Task instructions: Whenever a line contains the string "горячего", copy it out of the entries.

Data for the task:

= = = = = = =

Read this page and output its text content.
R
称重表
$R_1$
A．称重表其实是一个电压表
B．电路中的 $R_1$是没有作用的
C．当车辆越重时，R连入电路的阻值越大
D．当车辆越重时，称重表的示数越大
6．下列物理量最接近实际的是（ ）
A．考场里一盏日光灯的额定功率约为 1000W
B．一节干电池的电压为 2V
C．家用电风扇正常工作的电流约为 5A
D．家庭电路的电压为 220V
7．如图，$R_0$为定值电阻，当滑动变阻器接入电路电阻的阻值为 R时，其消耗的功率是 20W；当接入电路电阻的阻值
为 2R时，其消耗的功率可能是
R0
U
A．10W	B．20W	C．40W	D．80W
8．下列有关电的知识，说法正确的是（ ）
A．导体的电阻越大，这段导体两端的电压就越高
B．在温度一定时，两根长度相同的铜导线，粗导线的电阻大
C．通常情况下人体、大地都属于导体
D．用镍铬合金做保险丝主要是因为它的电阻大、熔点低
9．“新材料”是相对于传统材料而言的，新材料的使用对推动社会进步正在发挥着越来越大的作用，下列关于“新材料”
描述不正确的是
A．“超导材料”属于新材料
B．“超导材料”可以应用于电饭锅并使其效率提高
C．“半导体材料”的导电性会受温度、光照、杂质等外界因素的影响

= = = = = = =

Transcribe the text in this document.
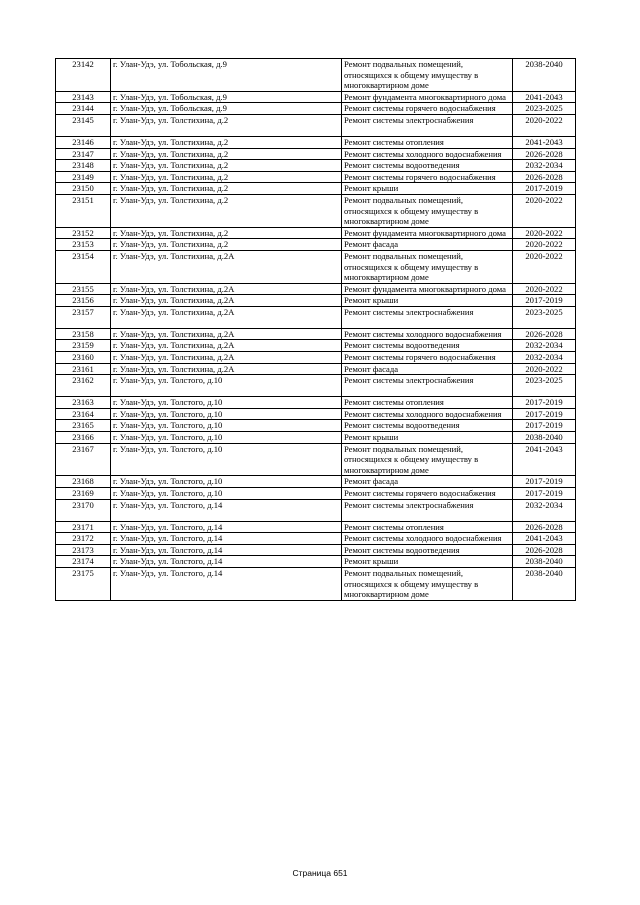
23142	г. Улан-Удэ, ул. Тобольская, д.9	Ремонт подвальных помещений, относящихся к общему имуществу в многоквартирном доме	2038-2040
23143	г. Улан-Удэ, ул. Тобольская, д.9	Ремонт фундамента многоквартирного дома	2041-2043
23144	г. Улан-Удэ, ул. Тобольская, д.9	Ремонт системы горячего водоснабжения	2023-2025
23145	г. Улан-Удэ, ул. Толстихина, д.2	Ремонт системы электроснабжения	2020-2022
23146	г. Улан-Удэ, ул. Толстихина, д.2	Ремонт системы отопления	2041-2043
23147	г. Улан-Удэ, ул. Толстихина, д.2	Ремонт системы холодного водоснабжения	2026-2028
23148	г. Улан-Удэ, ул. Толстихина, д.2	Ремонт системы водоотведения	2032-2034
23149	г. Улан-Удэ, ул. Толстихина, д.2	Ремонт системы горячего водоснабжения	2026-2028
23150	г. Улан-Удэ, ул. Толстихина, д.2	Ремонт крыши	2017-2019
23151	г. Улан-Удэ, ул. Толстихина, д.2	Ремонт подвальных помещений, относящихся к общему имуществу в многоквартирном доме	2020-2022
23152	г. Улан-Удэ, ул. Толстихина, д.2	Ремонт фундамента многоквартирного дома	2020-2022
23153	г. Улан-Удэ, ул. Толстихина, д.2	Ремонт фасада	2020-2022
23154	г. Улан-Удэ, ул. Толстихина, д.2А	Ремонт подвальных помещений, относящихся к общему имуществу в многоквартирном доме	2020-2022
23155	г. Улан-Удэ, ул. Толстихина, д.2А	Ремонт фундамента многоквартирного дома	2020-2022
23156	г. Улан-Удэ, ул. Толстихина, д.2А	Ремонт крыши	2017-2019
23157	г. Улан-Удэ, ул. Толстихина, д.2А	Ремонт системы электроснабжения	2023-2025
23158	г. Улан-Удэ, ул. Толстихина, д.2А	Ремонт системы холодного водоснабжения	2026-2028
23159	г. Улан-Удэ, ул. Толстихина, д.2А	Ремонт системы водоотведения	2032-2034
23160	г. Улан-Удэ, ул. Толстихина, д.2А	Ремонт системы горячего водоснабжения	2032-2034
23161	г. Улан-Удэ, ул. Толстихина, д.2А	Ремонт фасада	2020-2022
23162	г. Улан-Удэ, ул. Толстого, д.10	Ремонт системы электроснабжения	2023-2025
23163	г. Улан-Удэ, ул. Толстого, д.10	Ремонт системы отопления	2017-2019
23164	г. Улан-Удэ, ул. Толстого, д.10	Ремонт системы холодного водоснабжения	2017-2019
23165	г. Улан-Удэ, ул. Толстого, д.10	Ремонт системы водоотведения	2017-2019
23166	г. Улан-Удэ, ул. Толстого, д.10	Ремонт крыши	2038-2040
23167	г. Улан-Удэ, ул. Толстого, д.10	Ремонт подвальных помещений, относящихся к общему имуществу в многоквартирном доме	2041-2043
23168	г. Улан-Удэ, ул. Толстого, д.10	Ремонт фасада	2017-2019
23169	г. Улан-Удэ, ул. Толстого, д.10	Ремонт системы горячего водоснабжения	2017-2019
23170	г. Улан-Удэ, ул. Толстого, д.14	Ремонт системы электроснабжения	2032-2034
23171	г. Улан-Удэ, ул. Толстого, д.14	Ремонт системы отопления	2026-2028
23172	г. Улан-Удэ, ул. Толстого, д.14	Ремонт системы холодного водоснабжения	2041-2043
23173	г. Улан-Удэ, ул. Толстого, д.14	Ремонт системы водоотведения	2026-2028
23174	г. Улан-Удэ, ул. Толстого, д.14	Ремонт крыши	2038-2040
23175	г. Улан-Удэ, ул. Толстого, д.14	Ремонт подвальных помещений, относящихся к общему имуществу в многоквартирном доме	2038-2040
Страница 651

= = = = = = =

Solution for this problem:
23144	г. Улан-Удэ, ул. Тобольская, д.9	Ремонт системы горячего водоснабжения	2023-2025
23149	г. Улан-Удэ, ул. Толстихина, д.2	Ремонт системы горячего водоснабжения	2026-2028
23160	г. Улан-Удэ, ул. Толстихина, д.2А	Ремонт системы горячего водоснабжения	2032-2034
23169	г. Улан-Удэ, ул. Толстого, д.10	Ремонт системы горячего водоснабжения	2017-2019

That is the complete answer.